Record list:
+ + + + + + +

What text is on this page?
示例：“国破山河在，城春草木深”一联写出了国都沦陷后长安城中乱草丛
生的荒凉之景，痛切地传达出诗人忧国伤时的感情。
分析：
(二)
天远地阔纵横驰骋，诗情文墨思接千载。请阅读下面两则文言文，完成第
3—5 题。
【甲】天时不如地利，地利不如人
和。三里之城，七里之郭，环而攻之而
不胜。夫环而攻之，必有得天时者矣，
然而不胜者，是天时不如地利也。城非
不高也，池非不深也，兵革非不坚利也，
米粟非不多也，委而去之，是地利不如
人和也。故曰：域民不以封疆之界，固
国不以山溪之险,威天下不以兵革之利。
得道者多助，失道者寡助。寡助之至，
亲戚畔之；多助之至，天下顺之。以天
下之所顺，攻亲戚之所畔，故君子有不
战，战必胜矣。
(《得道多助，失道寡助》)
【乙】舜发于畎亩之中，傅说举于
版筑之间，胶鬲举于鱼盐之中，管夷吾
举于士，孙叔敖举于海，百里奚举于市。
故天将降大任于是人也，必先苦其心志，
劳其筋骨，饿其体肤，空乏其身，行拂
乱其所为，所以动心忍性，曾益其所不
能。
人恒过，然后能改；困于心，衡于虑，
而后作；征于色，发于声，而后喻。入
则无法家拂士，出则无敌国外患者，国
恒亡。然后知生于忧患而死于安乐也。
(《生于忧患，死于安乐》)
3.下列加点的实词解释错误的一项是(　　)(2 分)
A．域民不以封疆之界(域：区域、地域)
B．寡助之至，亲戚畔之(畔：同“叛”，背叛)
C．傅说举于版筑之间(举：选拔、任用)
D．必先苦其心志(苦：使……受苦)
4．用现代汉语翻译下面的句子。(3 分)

+ + + + + + +

Short problem:
The records above should be duplicated in full, exactly as given.

Task response:
What text is on this page?
示例：“国破山河在，城春草木深”一联写出了国都沦陷后长安城中乱草丛
生的荒凉之景，痛切地传达出诗人忧国伤时的感情。
分析：
(二)
天远地阔纵横驰骋，诗情文墨思接千载。请阅读下面两则文言文，完成第
3—5 题。
【甲】天时不如地利，地利不如人
和。三里之城，七里之郭，环而攻之而
不胜。夫环而攻之，必有得天时者矣，
然而不胜者，是天时不如地利也。城非
不高也，池非不深也，兵革非不坚利也，
米粟非不多也，委而去之，是地利不如
人和也。故曰：域民不以封疆之界，固
国不以山溪之险,威天下不以兵革之利。
得道者多助，失道者寡助。寡助之至，
亲戚畔之；多助之至，天下顺之。以天
下之所顺，攻亲戚之所畔，故君子有不
战，战必胜矣。
(《得道多助，失道寡助》)
【乙】舜发于畎亩之中，傅说举于
版筑之间，胶鬲举于鱼盐之中，管夷吾
举于士，孙叔敖举于海，百里奚举于市。
故天将降大任于是人也，必先苦其心志，
劳其筋骨，饿其体肤，空乏其身，行拂
乱其所为，所以动心忍性，曾益其所不
能。
人恒过，然后能改；困于心，衡于虑，
而后作；征于色，发于声，而后喻。入
则无法家拂士，出则无敌国外患者，国
恒亡。然后知生于忧患而死于安乐也。
(《生于忧患，死于安乐》)
3.下列加点的实词解释错误的一项是(　　)(2 分)
A．域民不以封疆之界(域：区域、地域)
B．寡助之至，亲戚畔之(畔：同“叛”，背叛)
C．傅说举于版筑之间(举：选拔、任用)
D．必先苦其心志(苦：使……受苦)
4．用现代汉语翻译下面的句子。(3 分)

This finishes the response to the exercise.